— ITEMS —
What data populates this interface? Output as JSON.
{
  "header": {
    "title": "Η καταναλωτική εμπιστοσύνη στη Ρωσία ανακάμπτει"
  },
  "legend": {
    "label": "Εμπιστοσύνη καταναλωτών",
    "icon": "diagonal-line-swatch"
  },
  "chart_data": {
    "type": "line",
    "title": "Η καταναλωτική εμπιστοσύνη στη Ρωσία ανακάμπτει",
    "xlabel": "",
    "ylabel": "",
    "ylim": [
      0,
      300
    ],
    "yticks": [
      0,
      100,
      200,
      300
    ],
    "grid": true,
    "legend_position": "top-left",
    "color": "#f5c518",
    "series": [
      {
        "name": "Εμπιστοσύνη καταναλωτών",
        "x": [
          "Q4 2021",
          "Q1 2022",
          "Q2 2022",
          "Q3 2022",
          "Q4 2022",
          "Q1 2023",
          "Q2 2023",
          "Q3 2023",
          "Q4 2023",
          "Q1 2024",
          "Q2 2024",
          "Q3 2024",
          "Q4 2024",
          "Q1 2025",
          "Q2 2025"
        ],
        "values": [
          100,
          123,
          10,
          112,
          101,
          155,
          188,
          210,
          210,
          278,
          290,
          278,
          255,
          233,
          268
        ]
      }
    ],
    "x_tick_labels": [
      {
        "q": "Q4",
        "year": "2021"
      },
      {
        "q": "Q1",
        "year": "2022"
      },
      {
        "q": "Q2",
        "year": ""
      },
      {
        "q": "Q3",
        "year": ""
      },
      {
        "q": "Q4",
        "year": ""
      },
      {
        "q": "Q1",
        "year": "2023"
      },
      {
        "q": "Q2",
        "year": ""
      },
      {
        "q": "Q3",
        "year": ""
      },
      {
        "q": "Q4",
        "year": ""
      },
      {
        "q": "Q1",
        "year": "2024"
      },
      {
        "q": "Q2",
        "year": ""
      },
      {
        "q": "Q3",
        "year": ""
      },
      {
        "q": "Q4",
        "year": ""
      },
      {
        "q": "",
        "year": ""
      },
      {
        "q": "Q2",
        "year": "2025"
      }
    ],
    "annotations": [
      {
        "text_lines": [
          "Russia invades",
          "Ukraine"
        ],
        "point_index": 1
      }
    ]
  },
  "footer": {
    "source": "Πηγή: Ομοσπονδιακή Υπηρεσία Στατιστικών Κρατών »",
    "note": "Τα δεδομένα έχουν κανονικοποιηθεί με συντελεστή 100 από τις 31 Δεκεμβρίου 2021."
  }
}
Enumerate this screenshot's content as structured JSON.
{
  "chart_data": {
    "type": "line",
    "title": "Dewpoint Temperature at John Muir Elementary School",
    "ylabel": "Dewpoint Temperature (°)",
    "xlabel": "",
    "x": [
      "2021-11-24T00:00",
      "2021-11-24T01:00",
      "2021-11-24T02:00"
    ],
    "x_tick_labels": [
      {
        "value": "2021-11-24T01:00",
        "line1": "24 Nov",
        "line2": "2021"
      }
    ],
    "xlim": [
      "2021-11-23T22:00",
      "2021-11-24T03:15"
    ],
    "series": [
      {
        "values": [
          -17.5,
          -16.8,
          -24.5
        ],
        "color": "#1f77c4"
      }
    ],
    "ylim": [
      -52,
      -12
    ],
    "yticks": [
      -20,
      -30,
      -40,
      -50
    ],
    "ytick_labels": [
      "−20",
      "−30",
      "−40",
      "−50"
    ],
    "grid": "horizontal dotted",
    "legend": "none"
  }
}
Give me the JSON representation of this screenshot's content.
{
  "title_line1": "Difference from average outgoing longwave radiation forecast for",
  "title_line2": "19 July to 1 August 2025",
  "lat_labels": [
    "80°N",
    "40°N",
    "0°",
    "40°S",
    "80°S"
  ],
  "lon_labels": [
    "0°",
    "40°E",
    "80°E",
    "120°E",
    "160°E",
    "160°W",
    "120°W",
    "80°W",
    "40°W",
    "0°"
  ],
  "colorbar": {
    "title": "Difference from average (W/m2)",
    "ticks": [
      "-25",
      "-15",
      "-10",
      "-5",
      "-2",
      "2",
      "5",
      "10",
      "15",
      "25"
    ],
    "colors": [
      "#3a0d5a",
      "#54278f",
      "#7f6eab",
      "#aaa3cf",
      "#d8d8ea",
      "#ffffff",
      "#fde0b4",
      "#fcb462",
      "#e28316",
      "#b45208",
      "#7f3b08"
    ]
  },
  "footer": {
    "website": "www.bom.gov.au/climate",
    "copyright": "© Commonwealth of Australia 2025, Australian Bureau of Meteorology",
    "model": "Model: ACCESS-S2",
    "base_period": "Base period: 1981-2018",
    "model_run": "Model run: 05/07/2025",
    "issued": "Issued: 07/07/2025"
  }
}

— EXERCISE DIRECTIONS —
Search the records above for the string "Dewpoint". Copy every line that contains it.

— TASK RESULT —
    "title": "Dewpoint Temperature at John Muir Elementary School",
    "ylabel": "Dewpoint Temperature (°)",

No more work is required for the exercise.